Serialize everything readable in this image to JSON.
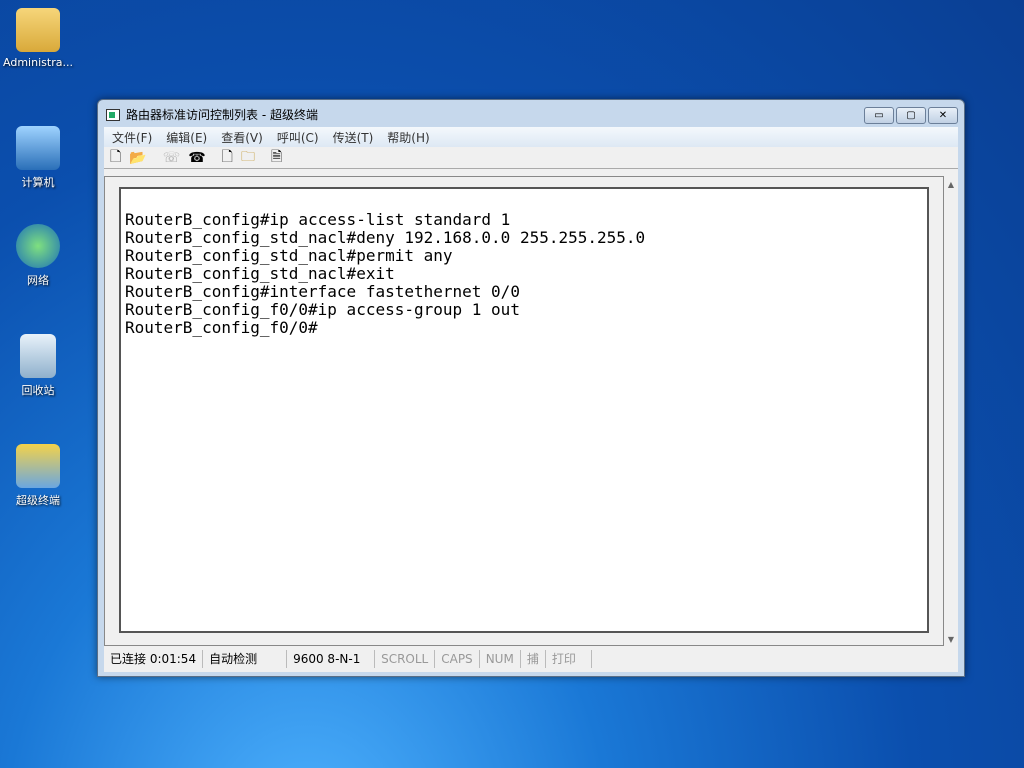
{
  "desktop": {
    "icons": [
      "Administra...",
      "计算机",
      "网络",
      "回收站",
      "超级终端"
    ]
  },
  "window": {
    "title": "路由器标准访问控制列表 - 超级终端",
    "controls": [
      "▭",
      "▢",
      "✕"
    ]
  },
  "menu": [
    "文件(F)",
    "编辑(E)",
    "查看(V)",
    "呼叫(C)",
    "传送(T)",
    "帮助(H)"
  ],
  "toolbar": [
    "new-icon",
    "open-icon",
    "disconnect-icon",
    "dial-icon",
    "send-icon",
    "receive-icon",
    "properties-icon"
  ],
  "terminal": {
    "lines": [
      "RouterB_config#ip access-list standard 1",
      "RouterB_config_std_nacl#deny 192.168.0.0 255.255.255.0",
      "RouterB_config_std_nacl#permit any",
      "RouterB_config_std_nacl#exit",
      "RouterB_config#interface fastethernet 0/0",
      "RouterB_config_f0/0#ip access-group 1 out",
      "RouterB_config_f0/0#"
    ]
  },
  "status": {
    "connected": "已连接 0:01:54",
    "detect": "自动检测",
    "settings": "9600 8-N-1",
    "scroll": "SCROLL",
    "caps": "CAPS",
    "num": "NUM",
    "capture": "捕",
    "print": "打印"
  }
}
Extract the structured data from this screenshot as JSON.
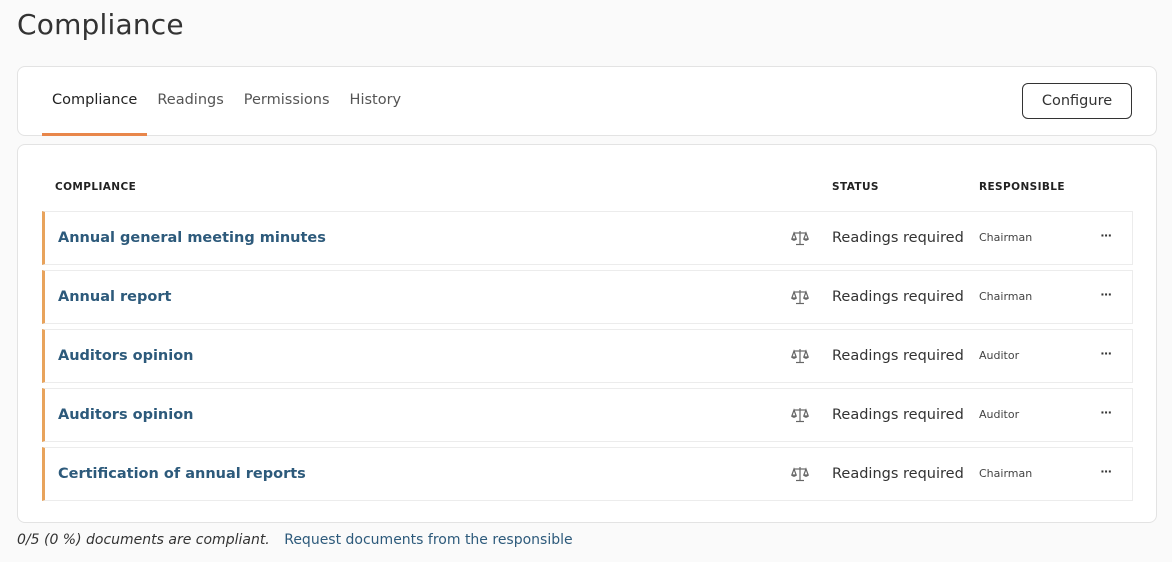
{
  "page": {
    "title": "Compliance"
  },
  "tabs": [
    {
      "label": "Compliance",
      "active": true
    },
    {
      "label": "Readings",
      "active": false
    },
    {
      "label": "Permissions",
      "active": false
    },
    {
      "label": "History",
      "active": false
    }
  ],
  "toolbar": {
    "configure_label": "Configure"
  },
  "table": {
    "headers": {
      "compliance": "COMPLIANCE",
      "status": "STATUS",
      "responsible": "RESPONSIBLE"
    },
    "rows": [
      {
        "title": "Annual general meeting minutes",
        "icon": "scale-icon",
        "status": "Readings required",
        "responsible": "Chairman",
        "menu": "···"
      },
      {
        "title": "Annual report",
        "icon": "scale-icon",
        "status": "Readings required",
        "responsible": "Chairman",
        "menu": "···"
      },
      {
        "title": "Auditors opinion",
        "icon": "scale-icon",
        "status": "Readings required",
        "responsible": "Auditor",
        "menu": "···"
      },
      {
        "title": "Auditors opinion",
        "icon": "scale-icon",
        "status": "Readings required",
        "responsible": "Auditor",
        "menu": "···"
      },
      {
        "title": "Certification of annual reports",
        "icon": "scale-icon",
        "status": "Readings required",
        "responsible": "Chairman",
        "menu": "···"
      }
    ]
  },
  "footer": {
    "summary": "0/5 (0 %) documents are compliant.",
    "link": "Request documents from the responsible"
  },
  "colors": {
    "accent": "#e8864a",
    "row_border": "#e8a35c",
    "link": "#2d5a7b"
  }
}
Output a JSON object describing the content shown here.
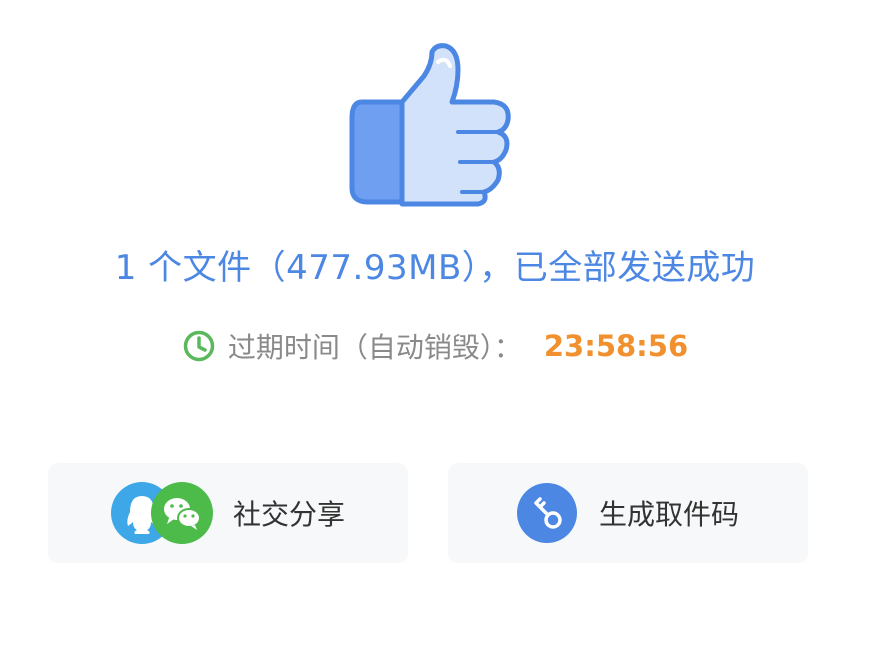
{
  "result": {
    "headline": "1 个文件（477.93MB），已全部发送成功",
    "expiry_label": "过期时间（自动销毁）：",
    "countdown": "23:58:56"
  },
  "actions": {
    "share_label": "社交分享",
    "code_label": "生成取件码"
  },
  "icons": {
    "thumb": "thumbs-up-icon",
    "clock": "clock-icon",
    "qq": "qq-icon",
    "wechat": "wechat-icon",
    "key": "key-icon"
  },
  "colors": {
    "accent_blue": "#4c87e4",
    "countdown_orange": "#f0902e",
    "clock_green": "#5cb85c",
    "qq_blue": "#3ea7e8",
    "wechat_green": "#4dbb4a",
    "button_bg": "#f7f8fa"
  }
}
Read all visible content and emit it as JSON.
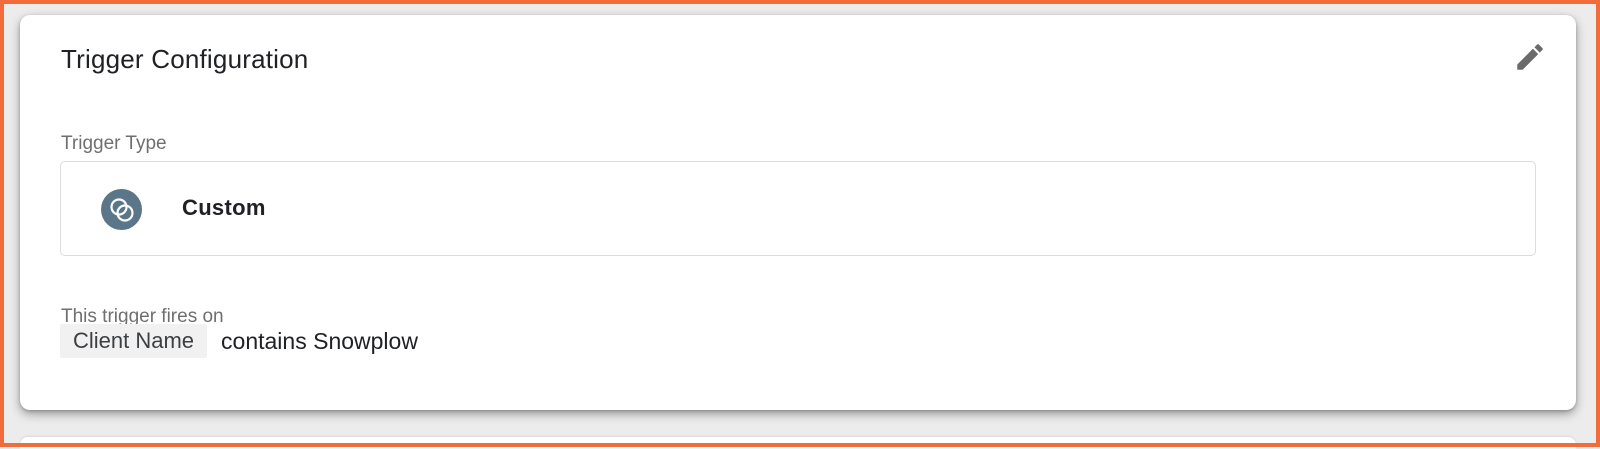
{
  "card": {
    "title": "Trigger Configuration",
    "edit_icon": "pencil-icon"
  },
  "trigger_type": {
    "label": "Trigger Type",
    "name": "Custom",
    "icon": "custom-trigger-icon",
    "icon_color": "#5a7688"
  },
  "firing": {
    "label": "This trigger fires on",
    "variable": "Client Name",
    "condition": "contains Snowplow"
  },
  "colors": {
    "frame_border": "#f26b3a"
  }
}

» **Work instructions**
Omit each picture, then return all of the listing exactly as it stands.

» **Written reply**
Serialize everything readable in this image to JSON.
{
  "desktop": {
    "icons": [
      "Administra...",
      "计算机",
      "网络",
      "回收站",
      "超级终端"
    ]
  },
  "window": {
    "title": "路由器标准访问控制列表 - 超级终端",
    "controls": [
      "▭",
      "▢",
      "✕"
    ]
  },
  "menu": [
    "文件(F)",
    "编辑(E)",
    "查看(V)",
    "呼叫(C)",
    "传送(T)",
    "帮助(H)"
  ],
  "toolbar": [
    "new-icon",
    "open-icon",
    "disconnect-icon",
    "dial-icon",
    "send-icon",
    "receive-icon",
    "properties-icon"
  ],
  "terminal": {
    "lines": [
      "RouterB_config#ip access-list standard 1",
      "RouterB_config_std_nacl#deny 192.168.0.0 255.255.255.0",
      "RouterB_config_std_nacl#permit any",
      "RouterB_config_std_nacl#exit",
      "RouterB_config#interface fastethernet 0/0",
      "RouterB_config_f0/0#ip access-group 1 out",
      "RouterB_config_f0/0#"
    ]
  },
  "status": {
    "connected": "已连接 0:01:54",
    "detect": "自动检测",
    "settings": "9600 8-N-1",
    "scroll": "SCROLL",
    "caps": "CAPS",
    "num": "NUM",
    "capture": "捕",
    "print": "打印"
  }
}
Extract the structured data from this screenshot as JSON.
{
  "page": {
    "title": "Compliance"
  },
  "tabs": [
    {
      "label": "Compliance",
      "active": true
    },
    {
      "label": "Readings",
      "active": false
    },
    {
      "label": "Permissions",
      "active": false
    },
    {
      "label": "History",
      "active": false
    }
  ],
  "toolbar": {
    "configure_label": "Configure"
  },
  "table": {
    "headers": {
      "compliance": "COMPLIANCE",
      "status": "STATUS",
      "responsible": "RESPONSIBLE"
    },
    "rows": [
      {
        "title": "Annual general meeting minutes",
        "icon": "scale-icon",
        "status": "Readings required",
        "responsible": "Chairman",
        "menu": "···"
      },
      {
        "title": "Annual report",
        "icon": "scale-icon",
        "status": "Readings required",
        "responsible": "Chairman",
        "menu": "···"
      },
      {
        "title": "Auditors opinion",
        "icon": "scale-icon",
        "status": "Readings required",
        "responsible": "Auditor",
        "menu": "···"
      },
      {
        "title": "Auditors opinion",
        "icon": "scale-icon",
        "status": "Readings required",
        "responsible": "Auditor",
        "menu": "···"
      },
      {
        "title": "Certification of annual reports",
        "icon": "scale-icon",
        "status": "Readings required",
        "responsible": "Chairman",
        "menu": "···"
      }
    ]
  },
  "footer": {
    "summary": "0/5 (0 %) documents are compliant.",
    "link": "Request documents from the responsible"
  },
  "colors": {
    "accent": "#e8864a",
    "row_border": "#e8a35c",
    "link": "#2d5a7b"
  }
}
Output a JSON object describing the content shown here.
{
  "result": {
    "headline": "1 个文件（477.93MB），已全部发送成功",
    "expiry_label": "过期时间（自动销毁）：",
    "countdown": "23:58:56"
  },
  "actions": {
    "share_label": "社交分享",
    "code_label": "生成取件码"
  },
  "icons": {
    "thumb": "thumbs-up-icon",
    "clock": "clock-icon",
    "qq": "qq-icon",
    "wechat": "wechat-icon",
    "key": "key-icon"
  },
  "colors": {
    "accent_blue": "#4c87e4",
    "countdown_orange": "#f0902e",
    "clock_green": "#5cb85c",
    "qq_blue": "#3ea7e8",
    "wechat_green": "#4dbb4a",
    "button_bg": "#f7f8fa"
  }
}
Read all visible content and emit it as JSON.
{
  "card": {
    "title": "Trigger Configuration",
    "edit_icon": "pencil-icon"
  },
  "trigger_type": {
    "label": "Trigger Type",
    "name": "Custom",
    "icon": "custom-trigger-icon",
    "icon_color": "#5a7688"
  },
  "firing": {
    "label": "This trigger fires on",
    "variable": "Client Name",
    "condition": "contains Snowplow"
  },
  "colors": {
    "frame_border": "#f26b3a"
  }
}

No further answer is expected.